WHAT IS ASKED:
Images appear in the records below; leave them out and repeat everything else exactly.

****************************************

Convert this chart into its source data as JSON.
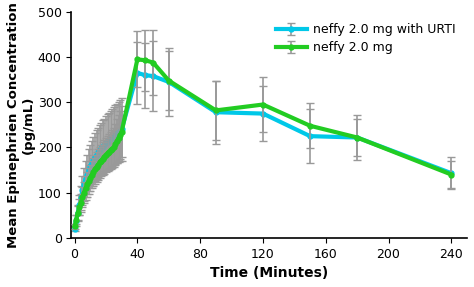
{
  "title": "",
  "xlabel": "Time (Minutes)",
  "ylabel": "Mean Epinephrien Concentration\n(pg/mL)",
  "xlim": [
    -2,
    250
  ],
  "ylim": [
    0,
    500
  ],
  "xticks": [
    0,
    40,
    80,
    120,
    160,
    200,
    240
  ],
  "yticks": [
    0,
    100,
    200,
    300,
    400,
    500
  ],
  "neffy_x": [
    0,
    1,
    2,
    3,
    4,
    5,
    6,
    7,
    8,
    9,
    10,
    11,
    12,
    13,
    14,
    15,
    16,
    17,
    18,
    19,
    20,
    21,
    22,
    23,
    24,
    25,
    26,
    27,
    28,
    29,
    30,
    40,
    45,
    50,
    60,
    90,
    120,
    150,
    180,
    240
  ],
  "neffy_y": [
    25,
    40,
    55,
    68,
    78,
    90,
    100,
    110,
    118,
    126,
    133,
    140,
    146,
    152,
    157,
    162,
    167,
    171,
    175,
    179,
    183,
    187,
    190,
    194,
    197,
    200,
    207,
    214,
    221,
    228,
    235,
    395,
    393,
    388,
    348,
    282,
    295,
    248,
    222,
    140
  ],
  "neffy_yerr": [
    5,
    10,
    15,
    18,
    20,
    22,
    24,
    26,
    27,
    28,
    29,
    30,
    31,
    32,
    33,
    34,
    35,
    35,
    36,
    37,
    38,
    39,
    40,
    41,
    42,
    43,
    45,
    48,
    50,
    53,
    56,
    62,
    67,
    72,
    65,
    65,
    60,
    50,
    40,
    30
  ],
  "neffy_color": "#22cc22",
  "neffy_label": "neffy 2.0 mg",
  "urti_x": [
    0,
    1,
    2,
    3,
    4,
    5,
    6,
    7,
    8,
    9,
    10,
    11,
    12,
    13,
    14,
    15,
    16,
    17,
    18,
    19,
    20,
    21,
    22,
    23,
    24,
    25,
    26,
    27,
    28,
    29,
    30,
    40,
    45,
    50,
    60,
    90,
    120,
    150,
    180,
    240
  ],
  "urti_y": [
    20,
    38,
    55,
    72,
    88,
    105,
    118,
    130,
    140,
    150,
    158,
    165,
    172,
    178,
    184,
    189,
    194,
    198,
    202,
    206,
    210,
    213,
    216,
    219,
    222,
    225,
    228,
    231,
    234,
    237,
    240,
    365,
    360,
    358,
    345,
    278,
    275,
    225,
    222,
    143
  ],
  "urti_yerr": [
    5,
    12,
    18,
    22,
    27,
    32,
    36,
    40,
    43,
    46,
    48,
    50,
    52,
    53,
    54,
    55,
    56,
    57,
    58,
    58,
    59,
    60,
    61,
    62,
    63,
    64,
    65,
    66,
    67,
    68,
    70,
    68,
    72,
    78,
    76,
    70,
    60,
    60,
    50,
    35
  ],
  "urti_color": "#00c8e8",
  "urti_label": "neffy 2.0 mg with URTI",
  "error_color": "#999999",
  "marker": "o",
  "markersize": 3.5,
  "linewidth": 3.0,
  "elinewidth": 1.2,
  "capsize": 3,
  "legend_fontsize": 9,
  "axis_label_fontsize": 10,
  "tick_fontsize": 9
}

****************************************

WRITTEN SOLUTION:
Convert this chart into its source data as JSON.
{
  "title": "",
  "xlabel": "Time (Minutes)",
  "ylabel": "Mean Epinephrien Concentration\n(pg/mL)",
  "xlim": [
    -2,
    250
  ],
  "ylim": [
    0,
    500
  ],
  "xticks": [
    0,
    40,
    80,
    120,
    160,
    200,
    240
  ],
  "yticks": [
    0,
    100,
    200,
    300,
    400,
    500
  ],
  "neffy_x": [
    0,
    1,
    2,
    3,
    4,
    5,
    6,
    7,
    8,
    9,
    10,
    11,
    12,
    13,
    14,
    15,
    16,
    17,
    18,
    19,
    20,
    21,
    22,
    23,
    24,
    25,
    26,
    27,
    28,
    29,
    30,
    40,
    45,
    50,
    60,
    90,
    120,
    150,
    180,
    240
  ],
  "neffy_y": [
    25,
    40,
    55,
    68,
    78,
    90,
    100,
    110,
    118,
    126,
    133,
    140,
    146,
    152,
    157,
    162,
    167,
    171,
    175,
    179,
    183,
    187,
    190,
    194,
    197,
    200,
    207,
    214,
    221,
    228,
    235,
    395,
    393,
    388,
    348,
    282,
    295,
    248,
    222,
    140
  ],
  "neffy_yerr": [
    5,
    10,
    15,
    18,
    20,
    22,
    24,
    26,
    27,
    28,
    29,
    30,
    31,
    32,
    33,
    34,
    35,
    35,
    36,
    37,
    38,
    39,
    40,
    41,
    42,
    43,
    45,
    48,
    50,
    53,
    56,
    62,
    67,
    72,
    65,
    65,
    60,
    50,
    40,
    30
  ],
  "neffy_color": "#22cc22",
  "neffy_label": "neffy 2.0 mg",
  "urti_x": [
    0,
    1,
    2,
    3,
    4,
    5,
    6,
    7,
    8,
    9,
    10,
    11,
    12,
    13,
    14,
    15,
    16,
    17,
    18,
    19,
    20,
    21,
    22,
    23,
    24,
    25,
    26,
    27,
    28,
    29,
    30,
    40,
    45,
    50,
    60,
    90,
    120,
    150,
    180,
    240
  ],
  "urti_y": [
    20,
    38,
    55,
    72,
    88,
    105,
    118,
    130,
    140,
    150,
    158,
    165,
    172,
    178,
    184,
    189,
    194,
    198,
    202,
    206,
    210,
    213,
    216,
    219,
    222,
    225,
    228,
    231,
    234,
    237,
    240,
    365,
    360,
    358,
    345,
    278,
    275,
    225,
    222,
    143
  ],
  "urti_yerr": [
    5,
    12,
    18,
    22,
    27,
    32,
    36,
    40,
    43,
    46,
    48,
    50,
    52,
    53,
    54,
    55,
    56,
    57,
    58,
    58,
    59,
    60,
    61,
    62,
    63,
    64,
    65,
    66,
    67,
    68,
    70,
    68,
    72,
    78,
    76,
    70,
    60,
    60,
    50,
    35
  ],
  "urti_color": "#00c8e8",
  "urti_label": "neffy 2.0 mg with URTI",
  "error_color": "#999999",
  "marker": "o",
  "markersize": 3.5,
  "linewidth": 3.0,
  "elinewidth": 1.2,
  "capsize": 3,
  "legend_fontsize": 9,
  "axis_label_fontsize": 10,
  "tick_fontsize": 9
}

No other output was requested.